Instruction: Transcribe the listing word for word.

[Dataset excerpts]

------------------------------

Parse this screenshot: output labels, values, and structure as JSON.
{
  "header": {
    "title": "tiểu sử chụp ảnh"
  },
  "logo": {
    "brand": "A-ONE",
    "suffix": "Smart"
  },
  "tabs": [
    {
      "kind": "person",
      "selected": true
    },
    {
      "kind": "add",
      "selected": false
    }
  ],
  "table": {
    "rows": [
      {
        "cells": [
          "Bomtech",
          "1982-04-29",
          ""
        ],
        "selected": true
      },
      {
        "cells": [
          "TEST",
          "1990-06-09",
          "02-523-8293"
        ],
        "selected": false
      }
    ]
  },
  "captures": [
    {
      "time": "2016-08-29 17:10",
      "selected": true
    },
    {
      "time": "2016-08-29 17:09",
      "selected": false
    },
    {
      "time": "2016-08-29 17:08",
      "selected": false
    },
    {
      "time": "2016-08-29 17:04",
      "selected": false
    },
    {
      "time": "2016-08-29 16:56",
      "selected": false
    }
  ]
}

------------------------------

Task output:
Parse this screenshot: output labels, values, and structure as JSON.
{
  "header": {
    "title": "tiểu sử chụp ảnh"
  },
  "logo": {
    "brand": "A-ONE",
    "suffix": "Smart"
  },
  "tabs": [
    {
      "kind": "person",
      "selected": true
    },
    {
      "kind": "add",
      "selected": false
    }
  ],
  "table": {
    "rows": [
      {
        "cells": [
          "Bomtech",
          "1982-04-29",
          ""
        ],
        "selected": true
      },
      {
        "cells": [
          "TEST",
          "1990-06-09",
          "02-523-8293"
        ],
        "selected": false
      }
    ]
  },
  "captures": [
    {
      "time": "2016-08-29 17:10",
      "selected": true
    },
    {
      "time": "2016-08-29 17:09",
      "selected": false
    },
    {
      "time": "2016-08-29 17:08",
      "selected": false
    },
    {
      "time": "2016-08-29 17:04",
      "selected": false
    },
    {
      "time": "2016-08-29 16:56",
      "selected": false
    }
  ]
}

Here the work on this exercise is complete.